## What needs to be done
Repeat the material below exactly, line for line.

## Available records
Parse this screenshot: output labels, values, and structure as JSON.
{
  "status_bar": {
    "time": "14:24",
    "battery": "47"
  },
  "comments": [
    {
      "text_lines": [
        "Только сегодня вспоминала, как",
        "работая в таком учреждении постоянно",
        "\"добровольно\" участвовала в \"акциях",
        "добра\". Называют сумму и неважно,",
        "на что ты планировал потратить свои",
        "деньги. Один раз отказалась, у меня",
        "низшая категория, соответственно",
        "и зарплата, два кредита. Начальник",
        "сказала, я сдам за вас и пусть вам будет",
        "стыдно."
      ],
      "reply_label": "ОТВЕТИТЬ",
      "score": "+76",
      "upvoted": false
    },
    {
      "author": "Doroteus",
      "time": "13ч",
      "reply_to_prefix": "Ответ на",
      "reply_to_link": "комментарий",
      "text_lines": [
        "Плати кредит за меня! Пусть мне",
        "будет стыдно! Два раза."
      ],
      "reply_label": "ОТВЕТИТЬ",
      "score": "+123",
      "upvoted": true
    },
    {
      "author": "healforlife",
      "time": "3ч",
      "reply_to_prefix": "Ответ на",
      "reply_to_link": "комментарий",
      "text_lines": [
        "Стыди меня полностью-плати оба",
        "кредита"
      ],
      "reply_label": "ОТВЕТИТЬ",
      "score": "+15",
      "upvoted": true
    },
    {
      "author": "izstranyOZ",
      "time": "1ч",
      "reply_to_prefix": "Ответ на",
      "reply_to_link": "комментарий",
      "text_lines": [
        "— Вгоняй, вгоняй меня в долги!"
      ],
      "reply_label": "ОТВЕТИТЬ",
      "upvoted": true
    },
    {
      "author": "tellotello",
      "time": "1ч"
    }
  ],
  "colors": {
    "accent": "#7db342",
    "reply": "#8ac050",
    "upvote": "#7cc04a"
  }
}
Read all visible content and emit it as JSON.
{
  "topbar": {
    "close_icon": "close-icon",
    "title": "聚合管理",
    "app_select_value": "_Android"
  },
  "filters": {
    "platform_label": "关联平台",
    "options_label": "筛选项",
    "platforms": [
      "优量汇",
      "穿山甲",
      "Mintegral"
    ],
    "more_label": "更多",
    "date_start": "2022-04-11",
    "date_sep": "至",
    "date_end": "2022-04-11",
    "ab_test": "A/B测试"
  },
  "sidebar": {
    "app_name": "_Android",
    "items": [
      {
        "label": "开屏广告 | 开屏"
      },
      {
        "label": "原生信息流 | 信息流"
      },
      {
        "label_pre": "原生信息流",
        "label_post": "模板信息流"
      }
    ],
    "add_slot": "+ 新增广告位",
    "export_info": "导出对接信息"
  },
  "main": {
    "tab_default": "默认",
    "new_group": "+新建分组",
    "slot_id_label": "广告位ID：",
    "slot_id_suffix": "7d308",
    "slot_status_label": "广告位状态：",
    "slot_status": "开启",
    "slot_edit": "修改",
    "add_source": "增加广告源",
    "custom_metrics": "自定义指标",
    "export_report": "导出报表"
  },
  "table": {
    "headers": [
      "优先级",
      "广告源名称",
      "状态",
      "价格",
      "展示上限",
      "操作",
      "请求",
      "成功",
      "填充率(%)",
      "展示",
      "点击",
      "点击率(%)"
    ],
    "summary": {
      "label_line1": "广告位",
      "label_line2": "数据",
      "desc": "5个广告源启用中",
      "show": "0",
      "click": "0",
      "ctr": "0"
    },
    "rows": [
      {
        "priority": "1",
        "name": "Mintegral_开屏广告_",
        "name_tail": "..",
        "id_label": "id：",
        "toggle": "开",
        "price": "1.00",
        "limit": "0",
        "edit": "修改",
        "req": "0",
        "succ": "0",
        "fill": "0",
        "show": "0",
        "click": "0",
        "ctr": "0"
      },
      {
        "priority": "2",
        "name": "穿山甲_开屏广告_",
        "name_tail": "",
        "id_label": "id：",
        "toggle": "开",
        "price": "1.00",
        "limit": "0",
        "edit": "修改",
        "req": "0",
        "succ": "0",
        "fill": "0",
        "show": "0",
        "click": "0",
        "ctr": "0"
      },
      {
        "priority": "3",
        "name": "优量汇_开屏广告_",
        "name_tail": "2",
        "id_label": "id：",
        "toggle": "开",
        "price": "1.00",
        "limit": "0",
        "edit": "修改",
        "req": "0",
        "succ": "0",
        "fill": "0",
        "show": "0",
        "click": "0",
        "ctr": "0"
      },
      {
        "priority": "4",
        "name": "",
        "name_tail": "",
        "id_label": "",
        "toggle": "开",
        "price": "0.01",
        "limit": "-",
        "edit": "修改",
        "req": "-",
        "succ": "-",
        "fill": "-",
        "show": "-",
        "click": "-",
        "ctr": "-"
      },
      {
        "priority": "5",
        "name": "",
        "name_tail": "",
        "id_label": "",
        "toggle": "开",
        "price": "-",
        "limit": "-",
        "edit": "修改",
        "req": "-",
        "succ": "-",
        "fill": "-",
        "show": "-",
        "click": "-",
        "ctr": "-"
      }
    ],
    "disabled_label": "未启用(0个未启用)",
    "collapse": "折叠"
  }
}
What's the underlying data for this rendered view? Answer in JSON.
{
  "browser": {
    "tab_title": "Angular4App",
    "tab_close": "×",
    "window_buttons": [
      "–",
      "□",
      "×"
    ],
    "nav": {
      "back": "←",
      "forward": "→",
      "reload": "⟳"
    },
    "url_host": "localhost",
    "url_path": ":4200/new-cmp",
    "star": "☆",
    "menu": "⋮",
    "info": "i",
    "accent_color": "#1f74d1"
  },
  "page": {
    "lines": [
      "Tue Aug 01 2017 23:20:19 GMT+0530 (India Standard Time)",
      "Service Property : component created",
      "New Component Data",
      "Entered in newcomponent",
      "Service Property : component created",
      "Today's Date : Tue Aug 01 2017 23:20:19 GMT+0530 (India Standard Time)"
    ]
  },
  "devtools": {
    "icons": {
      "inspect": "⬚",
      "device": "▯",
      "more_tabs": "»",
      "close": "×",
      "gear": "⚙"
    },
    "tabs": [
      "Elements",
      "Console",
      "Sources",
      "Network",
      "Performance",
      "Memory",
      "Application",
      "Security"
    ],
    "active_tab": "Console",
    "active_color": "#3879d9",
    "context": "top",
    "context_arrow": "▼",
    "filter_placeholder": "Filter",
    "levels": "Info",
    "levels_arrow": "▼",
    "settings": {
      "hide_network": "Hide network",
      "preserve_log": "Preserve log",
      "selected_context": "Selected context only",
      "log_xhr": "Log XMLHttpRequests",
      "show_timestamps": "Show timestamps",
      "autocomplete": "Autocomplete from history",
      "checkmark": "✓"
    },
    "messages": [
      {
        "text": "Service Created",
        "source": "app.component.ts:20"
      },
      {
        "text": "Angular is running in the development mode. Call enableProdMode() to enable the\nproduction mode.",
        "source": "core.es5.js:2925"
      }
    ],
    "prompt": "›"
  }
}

## Result for this task
Parse this screenshot: output labels, values, and structure as JSON.
{
  "status_bar": {
    "time": "14:24",
    "battery": "47"
  },
  "comments": [
    {
      "text_lines": [
        "Только сегодня вспоминала, как",
        "работая в таком учреждении постоянно",
        "\"добровольно\" участвовала в \"акциях",
        "добра\". Называют сумму и неважно,",
        "на что ты планировал потратить свои",
        "деньги. Один раз отказалась, у меня",
        "низшая категория, соответственно",
        "и зарплата, два кредита. Начальник",
        "сказала, я сдам за вас и пусть вам будет",
        "стыдно."
      ],
      "reply_label": "ОТВЕТИТЬ",
      "score": "+76",
      "upvoted": false
    },
    {
      "author": "Doroteus",
      "time": "13ч",
      "reply_to_prefix": "Ответ на",
      "reply_to_link": "комментарий",
      "text_lines": [
        "Плати кредит за меня! Пусть мне",
        "будет стыдно! Два раза."
      ],
      "reply_label": "ОТВЕТИТЬ",
      "score": "+123",
      "upvoted": true
    },
    {
      "author": "healforlife",
      "time": "3ч",
      "reply_to_prefix": "Ответ на",
      "reply_to_link": "комментарий",
      "text_lines": [
        "Стыди меня полностью-плати оба",
        "кредита"
      ],
      "reply_label": "ОТВЕТИТЬ",
      "score": "+15",
      "upvoted": true
    },
    {
      "author": "izstranyOZ",
      "time": "1ч",
      "reply_to_prefix": "Ответ на",
      "reply_to_link": "комментарий",
      "text_lines": [
        "— Вгоняй, вгоняй меня в долги!"
      ],
      "reply_label": "ОТВЕТИТЬ",
      "upvoted": true
    },
    {
      "author": "tellotello",
      "time": "1ч"
    }
  ],
  "colors": {
    "accent": "#7db342",
    "reply": "#8ac050",
    "upvote": "#7cc04a"
  }
}
Read all visible content and emit it as JSON.
{
  "topbar": {
    "close_icon": "close-icon",
    "title": "聚合管理",
    "app_select_value": "_Android"
  },
  "filters": {
    "platform_label": "关联平台",
    "options_label": "筛选项",
    "platforms": [
      "优量汇",
      "穿山甲",
      "Mintegral"
    ],
    "more_label": "更多",
    "date_start": "2022-04-11",
    "date_sep": "至",
    "date_end": "2022-04-11",
    "ab_test": "A/B测试"
  },
  "sidebar": {
    "app_name": "_Android",
    "items": [
      {
        "label": "开屏广告 | 开屏"
      },
      {
        "label": "原生信息流 | 信息流"
      },
      {
        "label_pre": "原生信息流",
        "label_post": "模板信息流"
      }
    ],
    "add_slot": "+ 新增广告位",
    "export_info": "导出对接信息"
  },
  "main": {
    "tab_default": "默认",
    "new_group": "+新建分组",
    "slot_id_label": "广告位ID：",
    "slot_id_suffix": "7d308",
    "slot_status_label": "广告位状态：",
    "slot_status": "开启",
    "slot_edit": "修改",
    "add_source": "增加广告源",
    "custom_metrics": "自定义指标",
    "export_report": "导出报表"
  },
  "table": {
    "headers": [
      "优先级",
      "广告源名称",
      "状态",
      "价格",
      "展示上限",
      "操作",
      "请求",
      "成功",
      "填充率(%)",
      "展示",
      "点击",
      "点击率(%)"
    ],
    "summary": {
      "label_line1": "广告位",
      "label_line2": "数据",
      "desc": "5个广告源启用中",
      "show": "0",
      "click": "0",
      "ctr": "0"
    },
    "rows": [
      {
        "priority": "1",
        "name": "Mintegral_开屏广告_",
        "name_tail": "..",
        "id_label": "id：",
        "toggle": "开",
        "price": "1.00",
        "limit": "0",
        "edit": "修改",
        "req": "0",
        "succ": "0",
        "fill": "0",
        "show": "0",
        "click": "0",
        "ctr": "0"
      },
      {
        "priority": "2",
        "name": "穿山甲_开屏广告_",
        "name_tail": "",
        "id_label": "id：",
        "toggle": "开",
        "price": "1.00",
        "limit": "0",
        "edit": "修改",
        "req": "0",
        "succ": "0",
        "fill": "0",
        "show": "0",
        "click": "0",
        "ctr": "0"
      },
      {
        "priority": "3",
        "name": "优量汇_开屏广告_",
        "name_tail": "2",
        "id_label": "id：",
        "toggle": "开",
        "price": "1.00",
        "limit": "0",
        "edit": "修改",
        "req": "0",
        "succ": "0",
        "fill": "0",
        "show": "0",
        "click": "0",
        "ctr": "0"
      },
      {
        "priority": "4",
        "name": "",
        "name_tail": "",
        "id_label": "",
        "toggle": "开",
        "price": "0.01",
        "limit": "-",
        "edit": "修改",
        "req": "-",
        "succ": "-",
        "fill": "-",
        "show": "-",
        "click": "-",
        "ctr": "-"
      },
      {
        "priority": "5",
        "name": "",
        "name_tail": "",
        "id_label": "",
        "toggle": "开",
        "price": "-",
        "limit": "-",
        "edit": "修改",
        "req": "-",
        "succ": "-",
        "fill": "-",
        "show": "-",
        "click": "-",
        "ctr": "-"
      }
    ],
    "disabled_label": "未启用(0个未启用)",
    "collapse": "折叠"
  }
}
What's the underlying data for this rendered view? Answer in JSON.
{
  "browser": {
    "tab_title": "Angular4App",
    "tab_close": "×",
    "window_buttons": [
      "–",
      "□",
      "×"
    ],
    "nav": {
      "back": "←",
      "forward": "→",
      "reload": "⟳"
    },
    "url_host": "localhost",
    "url_path": ":4200/new-cmp",
    "star": "☆",
    "menu": "⋮",
    "info": "i",
    "accent_color": "#1f74d1"
  },
  "page": {
    "lines": [
      "Tue Aug 01 2017 23:20:19 GMT+0530 (India Standard Time)",
      "Service Property : component created",
      "New Component Data",
      "Entered in newcomponent",
      "Service Property : component created",
      "Today's Date : Tue Aug 01 2017 23:20:19 GMT+0530 (India Standard Time)"
    ]
  },
  "devtools": {
    "icons": {
      "inspect": "⬚",
      "device": "▯",
      "more_tabs": "»",
      "close": "×",
      "gear": "⚙"
    },
    "tabs": [
      "Elements",
      "Console",
      "Sources",
      "Network",
      "Performance",
      "Memory",
      "Application",
      "Security"
    ],
    "active_tab": "Console",
    "active_color": "#3879d9",
    "context": "top",
    "context_arrow": "▼",
    "filter_placeholder": "Filter",
    "levels": "Info",
    "levels_arrow": "▼",
    "settings": {
      "hide_network": "Hide network",
      "preserve_log": "Preserve log",
      "selected_context": "Selected context only",
      "log_xhr": "Log XMLHttpRequests",
      "show_timestamps": "Show timestamps",
      "autocomplete": "Autocomplete from history",
      "checkmark": "✓"
    },
    "messages": [
      {
        "text": "Service Created",
        "source": "app.component.ts:20"
      },
      {
        "text": "Angular is running in the development mode. Call enableProdMode() to enable the\nproduction mode.",
        "source": "core.es5.js:2925"
      }
    ],
    "prompt": "›"
  }
}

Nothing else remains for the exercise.